> [Written instruction]: In the records below, could you give everything from the line containing "I need the location" down to the line containing "day-cell[interactable] bbox=[702, 443, 725, 462]", both included, as a JSON list of strings, one string per line? Skip blank lines and leave the picture out.

> [Data to use]:
▼▼▼

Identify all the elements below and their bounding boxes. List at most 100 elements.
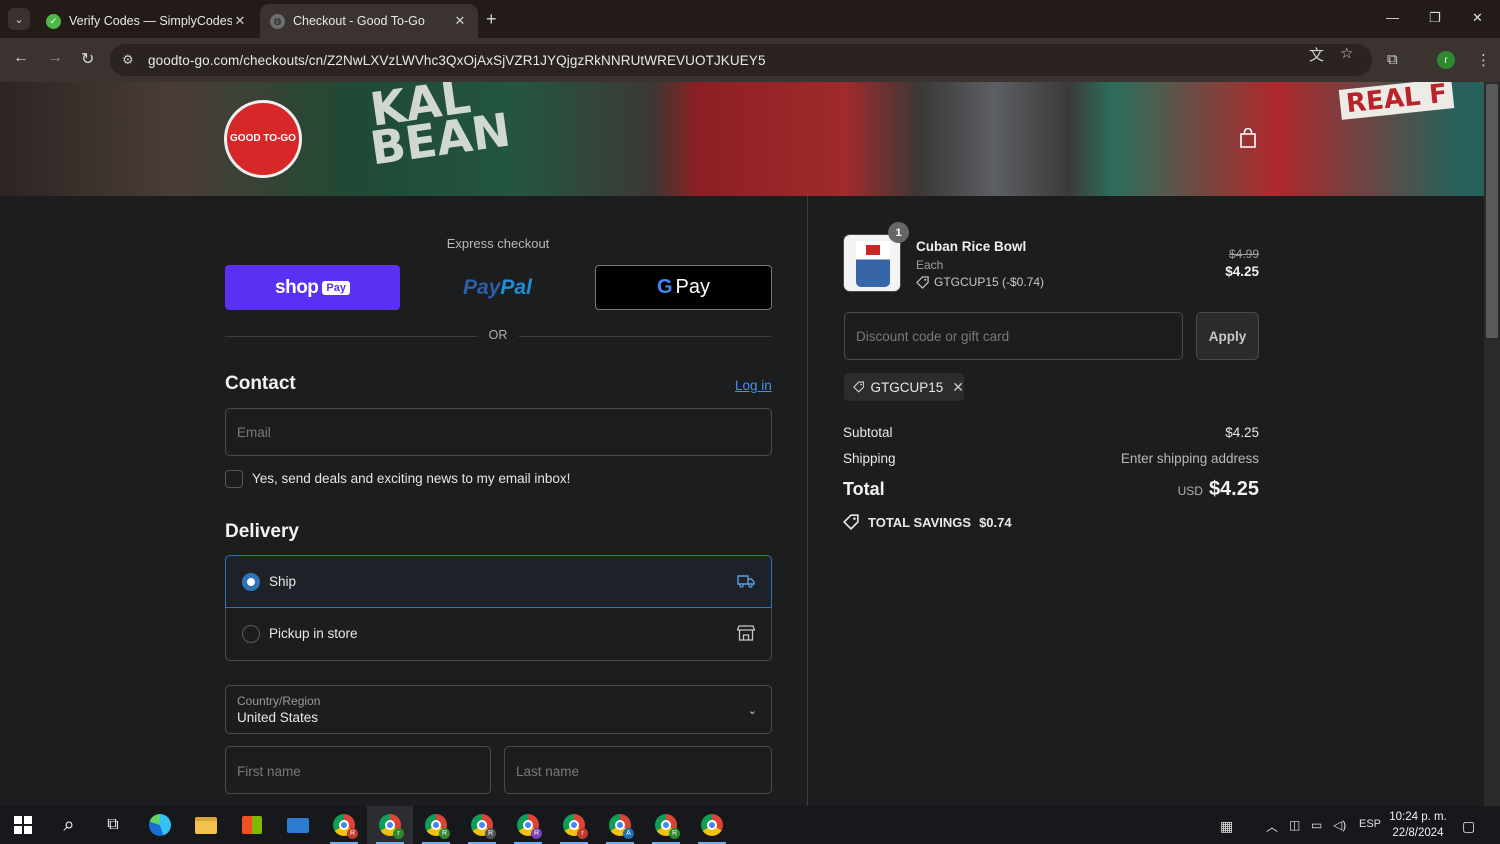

▲▲▲
▼▼▼

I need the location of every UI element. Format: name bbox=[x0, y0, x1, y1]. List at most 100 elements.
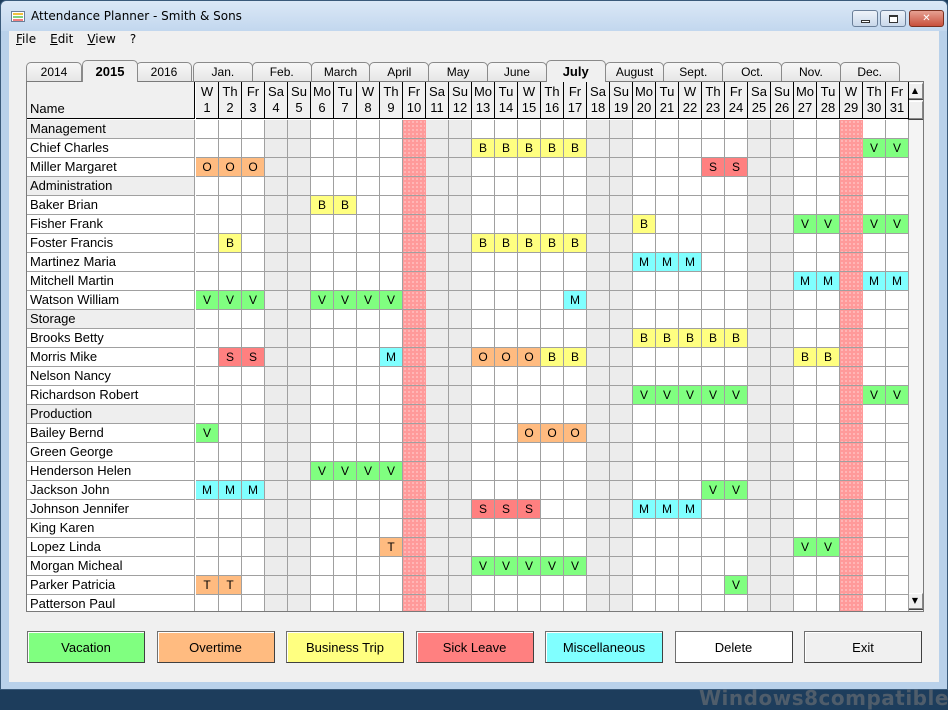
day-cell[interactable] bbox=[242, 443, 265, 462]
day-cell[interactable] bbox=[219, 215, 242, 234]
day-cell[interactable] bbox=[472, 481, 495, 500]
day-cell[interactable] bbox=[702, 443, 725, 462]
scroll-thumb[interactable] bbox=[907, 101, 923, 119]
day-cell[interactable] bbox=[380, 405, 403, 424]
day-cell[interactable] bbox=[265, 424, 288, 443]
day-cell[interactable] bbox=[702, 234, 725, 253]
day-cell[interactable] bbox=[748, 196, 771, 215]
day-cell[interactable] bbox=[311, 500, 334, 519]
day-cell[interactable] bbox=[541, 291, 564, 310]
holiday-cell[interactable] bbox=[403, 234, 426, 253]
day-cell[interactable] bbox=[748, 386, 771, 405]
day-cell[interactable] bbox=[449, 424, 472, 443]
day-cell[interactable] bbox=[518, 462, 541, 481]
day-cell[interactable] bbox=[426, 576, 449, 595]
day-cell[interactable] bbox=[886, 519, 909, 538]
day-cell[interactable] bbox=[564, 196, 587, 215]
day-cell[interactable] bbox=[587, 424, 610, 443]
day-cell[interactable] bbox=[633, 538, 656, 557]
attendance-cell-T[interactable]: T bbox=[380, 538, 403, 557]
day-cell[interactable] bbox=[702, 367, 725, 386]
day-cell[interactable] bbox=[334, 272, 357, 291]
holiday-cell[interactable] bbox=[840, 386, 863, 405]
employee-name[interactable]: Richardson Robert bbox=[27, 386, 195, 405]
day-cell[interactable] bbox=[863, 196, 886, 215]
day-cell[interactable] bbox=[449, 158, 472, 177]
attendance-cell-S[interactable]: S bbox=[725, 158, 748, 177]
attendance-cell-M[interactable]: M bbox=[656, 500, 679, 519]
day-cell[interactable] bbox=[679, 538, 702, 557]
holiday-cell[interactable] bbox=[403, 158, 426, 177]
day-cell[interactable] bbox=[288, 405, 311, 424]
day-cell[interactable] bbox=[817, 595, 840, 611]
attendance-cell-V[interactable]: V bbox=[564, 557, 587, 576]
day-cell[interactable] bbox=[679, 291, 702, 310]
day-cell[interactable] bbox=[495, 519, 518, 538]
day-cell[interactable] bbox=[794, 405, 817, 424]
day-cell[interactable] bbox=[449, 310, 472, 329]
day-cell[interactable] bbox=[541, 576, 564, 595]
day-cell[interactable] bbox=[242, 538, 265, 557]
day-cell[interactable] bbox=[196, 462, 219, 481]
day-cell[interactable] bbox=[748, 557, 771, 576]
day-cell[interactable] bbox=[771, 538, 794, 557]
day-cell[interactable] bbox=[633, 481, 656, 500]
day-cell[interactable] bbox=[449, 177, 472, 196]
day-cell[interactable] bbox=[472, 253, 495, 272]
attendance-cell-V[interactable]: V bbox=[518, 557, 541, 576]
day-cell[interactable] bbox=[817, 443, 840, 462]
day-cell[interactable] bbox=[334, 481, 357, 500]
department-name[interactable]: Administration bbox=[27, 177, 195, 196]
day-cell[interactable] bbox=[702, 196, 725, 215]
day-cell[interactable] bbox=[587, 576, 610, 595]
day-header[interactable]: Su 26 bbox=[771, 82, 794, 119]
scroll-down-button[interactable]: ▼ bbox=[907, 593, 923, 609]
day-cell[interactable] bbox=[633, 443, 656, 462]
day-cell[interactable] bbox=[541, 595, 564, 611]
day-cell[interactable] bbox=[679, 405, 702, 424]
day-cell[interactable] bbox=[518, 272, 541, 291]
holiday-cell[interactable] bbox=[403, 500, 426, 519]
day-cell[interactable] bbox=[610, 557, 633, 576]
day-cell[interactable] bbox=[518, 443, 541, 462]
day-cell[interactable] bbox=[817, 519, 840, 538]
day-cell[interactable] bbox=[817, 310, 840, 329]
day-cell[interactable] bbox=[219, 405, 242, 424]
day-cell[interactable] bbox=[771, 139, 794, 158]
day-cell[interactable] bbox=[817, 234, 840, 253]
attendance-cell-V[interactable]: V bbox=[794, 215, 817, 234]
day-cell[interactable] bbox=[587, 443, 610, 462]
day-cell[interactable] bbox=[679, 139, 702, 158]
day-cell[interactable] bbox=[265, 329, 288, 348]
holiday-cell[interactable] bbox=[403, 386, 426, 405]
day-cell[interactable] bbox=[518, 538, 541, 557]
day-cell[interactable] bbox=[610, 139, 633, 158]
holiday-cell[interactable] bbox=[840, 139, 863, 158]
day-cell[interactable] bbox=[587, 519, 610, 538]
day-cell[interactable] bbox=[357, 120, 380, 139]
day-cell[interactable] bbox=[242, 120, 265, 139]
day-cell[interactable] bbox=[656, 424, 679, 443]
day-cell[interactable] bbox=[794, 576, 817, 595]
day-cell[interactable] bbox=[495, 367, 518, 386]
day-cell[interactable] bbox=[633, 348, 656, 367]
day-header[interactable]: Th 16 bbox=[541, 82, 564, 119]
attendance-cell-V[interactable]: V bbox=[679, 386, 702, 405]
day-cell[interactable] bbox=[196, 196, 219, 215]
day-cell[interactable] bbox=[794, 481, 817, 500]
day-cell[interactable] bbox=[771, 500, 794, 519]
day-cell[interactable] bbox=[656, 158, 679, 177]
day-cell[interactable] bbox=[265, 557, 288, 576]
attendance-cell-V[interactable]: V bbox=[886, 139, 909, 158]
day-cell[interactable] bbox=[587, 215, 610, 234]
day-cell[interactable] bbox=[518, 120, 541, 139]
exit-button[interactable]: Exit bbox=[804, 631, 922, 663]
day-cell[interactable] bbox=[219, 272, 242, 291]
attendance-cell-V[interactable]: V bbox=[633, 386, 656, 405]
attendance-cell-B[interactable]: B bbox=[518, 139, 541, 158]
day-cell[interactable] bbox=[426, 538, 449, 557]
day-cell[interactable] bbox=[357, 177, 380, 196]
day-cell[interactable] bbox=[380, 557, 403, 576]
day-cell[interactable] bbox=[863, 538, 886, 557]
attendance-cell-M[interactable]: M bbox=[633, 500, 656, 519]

▲▲▲

> [Correct output]:
[
  "I need the location of every UI element. Format: name bbox=[x0, y0, x1, y1]. List at most 100 elements.",
  "day-cell[interactable] bbox=[242, 443, 265, 462]",
  "day-cell[interactable] bbox=[219, 215, 242, 234]",
  "day-cell[interactable] bbox=[472, 481, 495, 500]",
  "day-cell[interactable] bbox=[702, 443, 725, 462]"
]